---------- Extracted entries ----------
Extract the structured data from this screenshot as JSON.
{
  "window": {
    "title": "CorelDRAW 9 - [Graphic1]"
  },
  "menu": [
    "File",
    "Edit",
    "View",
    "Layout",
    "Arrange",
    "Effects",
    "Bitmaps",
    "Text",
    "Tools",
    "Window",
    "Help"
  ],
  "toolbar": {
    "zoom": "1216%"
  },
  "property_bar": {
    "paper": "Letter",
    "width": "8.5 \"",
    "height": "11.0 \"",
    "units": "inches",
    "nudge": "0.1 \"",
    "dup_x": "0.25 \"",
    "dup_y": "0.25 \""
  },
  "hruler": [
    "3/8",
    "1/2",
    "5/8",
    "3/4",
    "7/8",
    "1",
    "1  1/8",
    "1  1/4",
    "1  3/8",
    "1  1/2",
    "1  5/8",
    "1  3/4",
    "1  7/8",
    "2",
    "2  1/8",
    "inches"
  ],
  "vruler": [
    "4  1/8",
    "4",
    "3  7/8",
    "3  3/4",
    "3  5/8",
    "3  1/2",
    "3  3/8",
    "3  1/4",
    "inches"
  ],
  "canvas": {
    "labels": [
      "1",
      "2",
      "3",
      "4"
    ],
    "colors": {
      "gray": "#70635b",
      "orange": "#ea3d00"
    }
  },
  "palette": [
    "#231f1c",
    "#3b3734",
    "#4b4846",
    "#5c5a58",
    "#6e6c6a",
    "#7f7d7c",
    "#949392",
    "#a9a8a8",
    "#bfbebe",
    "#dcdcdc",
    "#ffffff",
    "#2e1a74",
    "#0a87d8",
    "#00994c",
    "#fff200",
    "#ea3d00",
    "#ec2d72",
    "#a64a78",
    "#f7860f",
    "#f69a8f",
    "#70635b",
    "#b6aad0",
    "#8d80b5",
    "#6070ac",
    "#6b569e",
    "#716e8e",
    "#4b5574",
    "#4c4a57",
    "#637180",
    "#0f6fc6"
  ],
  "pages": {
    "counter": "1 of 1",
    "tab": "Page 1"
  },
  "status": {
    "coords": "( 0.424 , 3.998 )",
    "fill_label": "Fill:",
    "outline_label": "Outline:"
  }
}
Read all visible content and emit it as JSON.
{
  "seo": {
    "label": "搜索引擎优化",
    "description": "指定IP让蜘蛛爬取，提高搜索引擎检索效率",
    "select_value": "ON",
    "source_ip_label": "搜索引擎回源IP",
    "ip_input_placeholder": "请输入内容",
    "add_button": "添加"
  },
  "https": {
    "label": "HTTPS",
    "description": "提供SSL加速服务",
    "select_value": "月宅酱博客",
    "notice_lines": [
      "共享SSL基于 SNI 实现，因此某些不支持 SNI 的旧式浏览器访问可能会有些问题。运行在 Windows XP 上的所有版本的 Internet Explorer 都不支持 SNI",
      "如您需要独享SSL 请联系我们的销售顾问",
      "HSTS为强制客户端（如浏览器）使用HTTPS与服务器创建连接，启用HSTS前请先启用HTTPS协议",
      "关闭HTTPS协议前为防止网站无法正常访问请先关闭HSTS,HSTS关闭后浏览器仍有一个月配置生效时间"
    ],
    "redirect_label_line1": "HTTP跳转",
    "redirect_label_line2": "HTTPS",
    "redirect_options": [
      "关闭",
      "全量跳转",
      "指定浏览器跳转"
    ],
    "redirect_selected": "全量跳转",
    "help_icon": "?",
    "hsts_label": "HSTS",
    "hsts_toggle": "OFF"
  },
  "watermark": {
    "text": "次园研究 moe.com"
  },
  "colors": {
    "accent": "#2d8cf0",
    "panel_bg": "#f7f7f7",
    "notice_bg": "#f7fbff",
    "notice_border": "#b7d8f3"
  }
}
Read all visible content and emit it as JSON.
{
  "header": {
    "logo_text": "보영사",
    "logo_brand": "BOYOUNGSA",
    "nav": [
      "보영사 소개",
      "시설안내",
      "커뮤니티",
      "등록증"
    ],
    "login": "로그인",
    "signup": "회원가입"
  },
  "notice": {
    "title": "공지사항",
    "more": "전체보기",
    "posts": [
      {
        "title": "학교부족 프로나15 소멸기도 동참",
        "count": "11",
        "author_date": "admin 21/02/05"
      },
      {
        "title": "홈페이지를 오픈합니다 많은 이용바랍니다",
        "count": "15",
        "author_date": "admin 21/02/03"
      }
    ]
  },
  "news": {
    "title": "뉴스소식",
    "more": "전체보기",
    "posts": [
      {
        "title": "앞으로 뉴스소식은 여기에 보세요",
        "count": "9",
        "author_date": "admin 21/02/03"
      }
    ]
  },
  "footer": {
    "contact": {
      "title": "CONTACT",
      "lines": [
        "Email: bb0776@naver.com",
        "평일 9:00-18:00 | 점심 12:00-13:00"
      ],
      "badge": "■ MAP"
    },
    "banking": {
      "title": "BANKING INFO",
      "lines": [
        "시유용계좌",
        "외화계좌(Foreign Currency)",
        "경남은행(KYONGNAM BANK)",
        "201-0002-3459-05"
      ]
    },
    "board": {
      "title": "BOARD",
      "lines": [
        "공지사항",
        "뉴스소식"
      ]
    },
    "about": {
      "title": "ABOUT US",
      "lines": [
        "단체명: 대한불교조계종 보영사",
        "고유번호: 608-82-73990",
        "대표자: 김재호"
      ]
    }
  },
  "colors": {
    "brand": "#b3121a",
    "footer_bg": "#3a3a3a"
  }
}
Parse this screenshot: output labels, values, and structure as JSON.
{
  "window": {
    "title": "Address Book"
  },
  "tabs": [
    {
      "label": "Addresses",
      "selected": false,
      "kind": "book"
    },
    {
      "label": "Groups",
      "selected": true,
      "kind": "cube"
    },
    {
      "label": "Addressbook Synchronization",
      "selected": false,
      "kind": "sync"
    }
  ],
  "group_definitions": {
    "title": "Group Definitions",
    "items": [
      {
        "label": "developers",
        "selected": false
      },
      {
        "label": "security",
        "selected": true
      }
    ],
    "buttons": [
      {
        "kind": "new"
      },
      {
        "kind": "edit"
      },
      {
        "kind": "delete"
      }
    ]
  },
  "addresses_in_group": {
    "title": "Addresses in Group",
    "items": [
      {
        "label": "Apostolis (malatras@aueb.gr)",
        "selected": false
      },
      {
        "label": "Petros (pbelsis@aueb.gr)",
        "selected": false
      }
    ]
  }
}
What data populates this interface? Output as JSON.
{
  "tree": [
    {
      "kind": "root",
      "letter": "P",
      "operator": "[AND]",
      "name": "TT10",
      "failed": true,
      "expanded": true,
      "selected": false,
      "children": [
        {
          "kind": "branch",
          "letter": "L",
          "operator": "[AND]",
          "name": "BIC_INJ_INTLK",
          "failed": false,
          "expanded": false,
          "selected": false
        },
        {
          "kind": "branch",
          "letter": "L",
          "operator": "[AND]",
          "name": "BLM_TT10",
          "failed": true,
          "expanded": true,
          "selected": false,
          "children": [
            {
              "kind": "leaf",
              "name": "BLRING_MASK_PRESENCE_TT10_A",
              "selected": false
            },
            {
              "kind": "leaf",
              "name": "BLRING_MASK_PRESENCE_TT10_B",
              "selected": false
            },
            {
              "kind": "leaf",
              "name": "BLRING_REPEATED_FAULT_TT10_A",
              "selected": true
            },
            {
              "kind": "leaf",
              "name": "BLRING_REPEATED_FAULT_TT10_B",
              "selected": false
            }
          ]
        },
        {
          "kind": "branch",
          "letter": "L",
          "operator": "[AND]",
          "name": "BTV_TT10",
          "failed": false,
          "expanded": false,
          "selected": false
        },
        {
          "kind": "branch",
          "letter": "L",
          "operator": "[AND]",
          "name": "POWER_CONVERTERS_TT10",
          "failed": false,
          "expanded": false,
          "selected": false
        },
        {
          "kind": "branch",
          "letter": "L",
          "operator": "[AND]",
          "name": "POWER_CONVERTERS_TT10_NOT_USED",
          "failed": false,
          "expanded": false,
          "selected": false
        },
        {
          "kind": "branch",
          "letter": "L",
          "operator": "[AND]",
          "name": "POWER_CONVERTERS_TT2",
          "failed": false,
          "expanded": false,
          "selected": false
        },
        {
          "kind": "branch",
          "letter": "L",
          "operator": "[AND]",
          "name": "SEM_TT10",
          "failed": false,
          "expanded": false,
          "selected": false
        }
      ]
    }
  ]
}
----------
### Given task:
Pull every line containing "JSON" out of the records.

### Written response:
Extract the structured data from this screenshot as JSON.
Read all visible content and emit it as JSON.
Read all visible content and emit it as JSON.
Parse this screenshot: output labels, values, and structure as JSON.
What data populates this interface? Output as JSON.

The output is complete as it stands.